## Task description
In this exercise, reproduce all the entries that follow exactly.

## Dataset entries
──────

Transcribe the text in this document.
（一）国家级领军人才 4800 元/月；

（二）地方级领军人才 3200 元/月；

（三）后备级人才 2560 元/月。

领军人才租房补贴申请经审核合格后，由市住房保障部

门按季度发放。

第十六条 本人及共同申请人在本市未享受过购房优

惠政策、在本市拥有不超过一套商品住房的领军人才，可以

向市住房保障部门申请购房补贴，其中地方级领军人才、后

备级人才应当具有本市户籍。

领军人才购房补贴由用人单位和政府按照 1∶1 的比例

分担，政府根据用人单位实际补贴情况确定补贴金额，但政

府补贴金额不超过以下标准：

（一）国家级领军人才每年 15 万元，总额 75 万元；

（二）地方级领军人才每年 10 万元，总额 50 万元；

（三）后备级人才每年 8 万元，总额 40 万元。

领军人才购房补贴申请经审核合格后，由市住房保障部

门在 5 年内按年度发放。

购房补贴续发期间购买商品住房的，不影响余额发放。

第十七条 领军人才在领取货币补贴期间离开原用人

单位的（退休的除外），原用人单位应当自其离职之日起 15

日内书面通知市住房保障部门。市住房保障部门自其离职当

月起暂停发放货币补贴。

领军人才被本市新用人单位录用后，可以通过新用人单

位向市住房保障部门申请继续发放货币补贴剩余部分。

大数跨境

──────

## Correct response
Transcribe the text in this document.
（一）国家级领军人才 4800 元/月；

（二）地方级领军人才 3200 元/月；

（三）后备级人才 2560 元/月。

领军人才租房补贴申请经审核合格后，由市住房保障部

门按季度发放。

第十六条 本人及共同申请人在本市未享受过购房优

惠政策、在本市拥有不超过一套商品住房的领军人才，可以

向市住房保障部门申请购房补贴，其中地方级领军人才、后

备级人才应当具有本市户籍。

领军人才购房补贴由用人单位和政府按照 1∶1 的比例

分担，政府根据用人单位实际补贴情况确定补贴金额，但政

府补贴金额不超过以下标准：

（一）国家级领军人才每年 15 万元，总额 75 万元；

（二）地方级领军人才每年 10 万元，总额 50 万元；

（三）后备级人才每年 8 万元，总额 40 万元。

领军人才购房补贴申请经审核合格后，由市住房保障部

门在 5 年内按年度发放。

购房补贴续发期间购买商品住房的，不影响余额发放。

第十七条 领军人才在领取货币补贴期间离开原用人

单位的（退休的除外），原用人单位应当自其离职之日起 15

日内书面通知市住房保障部门。市住房保障部门自其离职当

月起暂停发放货币补贴。

领军人才被本市新用人单位录用后，可以通过新用人单

位向市住房保障部门申请继续发放货币补贴剩余部分。

大数跨境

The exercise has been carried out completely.